EXERCISE OBJECTIVE
Please copy all the lines that follow, word for word.

WORKING DATA
-*-

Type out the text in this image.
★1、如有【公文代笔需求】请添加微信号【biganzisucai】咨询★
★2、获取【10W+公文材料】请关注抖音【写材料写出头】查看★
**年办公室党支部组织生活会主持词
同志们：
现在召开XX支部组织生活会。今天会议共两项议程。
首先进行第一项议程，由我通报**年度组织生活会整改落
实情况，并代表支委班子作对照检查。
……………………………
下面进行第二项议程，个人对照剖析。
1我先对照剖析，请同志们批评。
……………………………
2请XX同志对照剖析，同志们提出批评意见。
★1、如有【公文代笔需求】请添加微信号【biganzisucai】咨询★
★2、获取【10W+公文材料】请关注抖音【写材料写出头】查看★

-*-

EXPECTED ANSWER
Type out the text in this image.
★1、如有【公文代笔需求】请添加微信号【biganzisucai】咨询★
★2、获取【10W+公文材料】请关注抖音【写材料写出头】查看★
**年办公室党支部组织生活会主持词
同志们：
现在召开XX支部组织生活会。今天会议共两项议程。
首先进行第一项议程，由我通报**年度组织生活会整改落
实情况，并代表支委班子作对照检查。
……………………………
下面进行第二项议程，个人对照剖析。
1我先对照剖析，请同志们批评。
……………………………
2请XX同志对照剖析，同志们提出批评意见。
★1、如有【公文代笔需求】请添加微信号【biganzisucai】咨询★
★2、获取【10W+公文材料】请关注抖音【写材料写出头】查看★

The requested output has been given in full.